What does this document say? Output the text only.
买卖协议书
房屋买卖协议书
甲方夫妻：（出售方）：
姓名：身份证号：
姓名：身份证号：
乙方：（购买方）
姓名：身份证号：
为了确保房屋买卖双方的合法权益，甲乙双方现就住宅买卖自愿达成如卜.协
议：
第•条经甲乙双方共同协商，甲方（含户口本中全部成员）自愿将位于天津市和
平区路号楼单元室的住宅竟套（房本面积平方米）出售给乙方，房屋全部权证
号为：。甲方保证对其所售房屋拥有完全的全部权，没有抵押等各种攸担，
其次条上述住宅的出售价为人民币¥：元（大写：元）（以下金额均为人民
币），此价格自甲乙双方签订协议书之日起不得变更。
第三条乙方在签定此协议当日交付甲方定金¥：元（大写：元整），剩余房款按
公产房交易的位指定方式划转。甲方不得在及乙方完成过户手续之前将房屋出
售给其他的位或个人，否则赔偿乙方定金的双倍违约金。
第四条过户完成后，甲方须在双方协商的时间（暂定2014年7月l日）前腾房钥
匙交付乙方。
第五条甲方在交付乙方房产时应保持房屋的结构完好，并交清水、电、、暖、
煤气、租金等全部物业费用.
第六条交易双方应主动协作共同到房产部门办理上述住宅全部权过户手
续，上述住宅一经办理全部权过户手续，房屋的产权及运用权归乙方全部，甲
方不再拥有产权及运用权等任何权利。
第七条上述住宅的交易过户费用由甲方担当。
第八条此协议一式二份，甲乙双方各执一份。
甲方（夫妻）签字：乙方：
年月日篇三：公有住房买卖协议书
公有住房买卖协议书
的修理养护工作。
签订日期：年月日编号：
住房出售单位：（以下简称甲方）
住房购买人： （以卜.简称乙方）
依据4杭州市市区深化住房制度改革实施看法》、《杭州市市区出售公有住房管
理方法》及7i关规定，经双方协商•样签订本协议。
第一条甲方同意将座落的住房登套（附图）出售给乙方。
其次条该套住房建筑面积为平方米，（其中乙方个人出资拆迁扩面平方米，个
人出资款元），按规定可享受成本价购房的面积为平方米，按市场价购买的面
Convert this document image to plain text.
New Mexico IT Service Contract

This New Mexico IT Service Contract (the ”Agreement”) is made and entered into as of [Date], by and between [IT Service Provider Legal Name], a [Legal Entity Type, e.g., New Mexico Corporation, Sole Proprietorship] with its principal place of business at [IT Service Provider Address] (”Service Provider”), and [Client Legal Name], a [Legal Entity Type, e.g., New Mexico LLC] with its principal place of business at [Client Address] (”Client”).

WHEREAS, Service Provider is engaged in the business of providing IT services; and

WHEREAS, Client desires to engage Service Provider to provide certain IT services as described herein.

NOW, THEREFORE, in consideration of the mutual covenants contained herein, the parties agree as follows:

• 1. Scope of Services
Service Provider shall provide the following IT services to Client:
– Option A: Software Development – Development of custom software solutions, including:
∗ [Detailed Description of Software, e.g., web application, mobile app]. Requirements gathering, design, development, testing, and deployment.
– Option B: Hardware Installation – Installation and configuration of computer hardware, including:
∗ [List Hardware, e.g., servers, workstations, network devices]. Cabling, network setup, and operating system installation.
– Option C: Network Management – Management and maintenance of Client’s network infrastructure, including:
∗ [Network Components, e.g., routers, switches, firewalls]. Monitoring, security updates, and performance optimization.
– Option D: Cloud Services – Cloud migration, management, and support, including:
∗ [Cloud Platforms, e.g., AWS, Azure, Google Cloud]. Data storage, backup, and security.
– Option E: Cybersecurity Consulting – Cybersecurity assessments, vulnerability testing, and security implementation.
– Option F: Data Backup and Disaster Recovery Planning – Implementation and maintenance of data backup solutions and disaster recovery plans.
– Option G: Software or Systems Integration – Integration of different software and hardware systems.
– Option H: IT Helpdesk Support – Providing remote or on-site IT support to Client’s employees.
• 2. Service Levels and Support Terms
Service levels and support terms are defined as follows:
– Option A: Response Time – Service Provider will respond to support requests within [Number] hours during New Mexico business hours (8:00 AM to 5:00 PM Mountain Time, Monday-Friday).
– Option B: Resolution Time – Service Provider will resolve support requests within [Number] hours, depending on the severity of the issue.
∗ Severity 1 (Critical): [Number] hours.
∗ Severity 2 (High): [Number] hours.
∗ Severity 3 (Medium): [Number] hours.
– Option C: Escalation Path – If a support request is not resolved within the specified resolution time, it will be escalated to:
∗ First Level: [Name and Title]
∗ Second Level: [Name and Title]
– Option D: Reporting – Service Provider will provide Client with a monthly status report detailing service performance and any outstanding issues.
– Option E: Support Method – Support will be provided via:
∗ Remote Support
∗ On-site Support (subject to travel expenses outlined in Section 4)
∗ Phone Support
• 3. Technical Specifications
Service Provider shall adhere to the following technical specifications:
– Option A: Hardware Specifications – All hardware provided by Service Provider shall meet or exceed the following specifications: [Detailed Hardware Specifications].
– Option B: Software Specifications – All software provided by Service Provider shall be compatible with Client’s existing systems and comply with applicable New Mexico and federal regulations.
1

^^^^^^^^

• [Exercise goal]: The records above should be repeated in full, exactly as given.

• [Task result]:
What does this document say? Output the text only.
买卖协议书
房屋买卖协议书
甲方夫妻：（出售方）：
姓名：身份证号：
姓名：身份证号：
乙方：（购买方）
姓名：身份证号：
为了确保房屋买卖双方的合法权益，甲乙双方现就住宅买卖自愿达成如卜.协
议：
第•条经甲乙双方共同协商，甲方（含户口本中全部成员）自愿将位于天津市和
平区路号楼单元室的住宅竟套（房本面积平方米）出售给乙方，房屋全部权证
号为：。甲方保证对其所售房屋拥有完全的全部权，没有抵押等各种攸担，
其次条上述住宅的出售价为人民币¥：元（大写：元）（以下金额均为人民
币），此价格自甲乙双方签订协议书之日起不得变更。
第三条乙方在签定此协议当日交付甲方定金¥：元（大写：元整），剩余房款按
公产房交易的位指定方式划转。甲方不得在及乙方完成过户手续之前将房屋出
售给其他的位或个人，否则赔偿乙方定金的双倍违约金。
第四条过户完成后，甲方须在双方协商的时间（暂定2014年7月l日）前腾房钥
匙交付乙方。
第五条甲方在交付乙方房产时应保持房屋的结构完好，并交清水、电、、暖、
煤气、租金等全部物业费用.
第六条交易双方应主动协作共同到房产部门办理上述住宅全部权过户手
续，上述住宅一经办理全部权过户手续，房屋的产权及运用权归乙方全部，甲
方不再拥有产权及运用权等任何权利。
第七条上述住宅的交易过户费用由甲方担当。
第八条此协议一式二份，甲乙双方各执一份。
甲方（夫妻）签字：乙方：
年月日篇三：公有住房买卖协议书
公有住房买卖协议书
的修理养护工作。
签订日期：年月日编号：
住房出售单位：（以下简称甲方）
住房购买人： （以卜.简称乙方）
依据4杭州市市区深化住房制度改革实施看法》、《杭州市市区出售公有住房管
理方法》及7i关规定，经双方协商•样签订本协议。
第一条甲方同意将座落的住房登套（附图）出售给乙方。
其次条该套住房建筑面积为平方米，（其中乙方个人出资拆迁扩面平方米，个
人出资款元），按规定可享受成本价购房的面积为平方米，按市场价购买的面
Convert this document image to plain text.
New Mexico IT Service Contract

This New Mexico IT Service Contract (the ”Agreement”) is made and entered into as of [Date], by and between [IT Service Provider Legal Name], a [Legal Entity Type, e.g., New Mexico Corporation, Sole Proprietorship] with its principal place of business at [IT Service Provider Address] (”Service Provider”), and [Client Legal Name], a [Legal Entity Type, e.g., New Mexico LLC] with its principal place of business at [Client Address] (”Client”).

WHEREAS, Service Provider is engaged in the business of providing IT services; and

WHEREAS, Client desires to engage Service Provider to provide certain IT services as described herein.

NOW, THEREFORE, in consideration of the mutual covenants contained herein, the parties agree as follows:

• 1. Scope of Services
Service Provider shall provide the following IT services to Client:
– Option A: Software Development – Development of custom software solutions, including:
∗ [Detailed Description of Software, e.g., web application, mobile app]. Requirements gathering, design, development, testing, and deployment.
– Option B: Hardware Installation – Installation and configuration of computer hardware, including:
∗ [List Hardware, e.g., servers, workstations, network devices]. Cabling, network setup, and operating system installation.
– Option C: Network Management – Management and maintenance of Client’s network infrastructure, including:
∗ [Network Components, e.g., routers, switches, firewalls]. Monitoring, security updates, and performance optimization.
– Option D: Cloud Services – Cloud migration, management, and support, including:
∗ [Cloud Platforms, e.g., AWS, Azure, Google Cloud]. Data storage, backup, and security.
– Option E: Cybersecurity Consulting – Cybersecurity assessments, vulnerability testing, and security implementation.
– Option F: Data Backup and Disaster Recovery Planning – Implementation and maintenance of data backup solutions and disaster recovery plans.
– Option G: Software or Systems Integration – Integration of different software and hardware systems.
– Option H: IT Helpdesk Support – Providing remote or on-site IT support to Client’s employees.
• 2. Service Levels and Support Terms
Service levels and support terms are defined as follows:
– Option A: Response Time – Service Provider will respond to support requests within [Number] hours during New Mexico business hours (8:00 AM to 5:00 PM Mountain Time, Monday-Friday).
– Option B: Resolution Time – Service Provider will resolve support requests within [Number] hours, depending on the severity of the issue.
∗ Severity 1 (Critical): [Number] hours.
∗ Severity 2 (High): [Number] hours.
∗ Severity 3 (Medium): [Number] hours.
– Option C: Escalation Path – If a support request is not resolved within the specified resolution time, it will be escalated to:
∗ First Level: [Name and Title]
∗ Second Level: [Name and Title]
– Option D: Reporting – Service Provider will provide Client with a monthly status report detailing service performance and any outstanding issues.
– Option E: Support Method – Support will be provided via:
∗ Remote Support
∗ On-site Support (subject to travel expenses outlined in Section 4)
∗ Phone Support
• 3. Technical Specifications
Service Provider shall adhere to the following technical specifications:
– Option A: Hardware Specifications – All hardware provided by Service Provider shall meet or exceed the following specifications: [Detailed Hardware Specifications].
– Option B: Software Specifications – All software provided by Service Provider shall be compatible with Client’s existing systems and comply with applicable New Mexico and federal regulations.
1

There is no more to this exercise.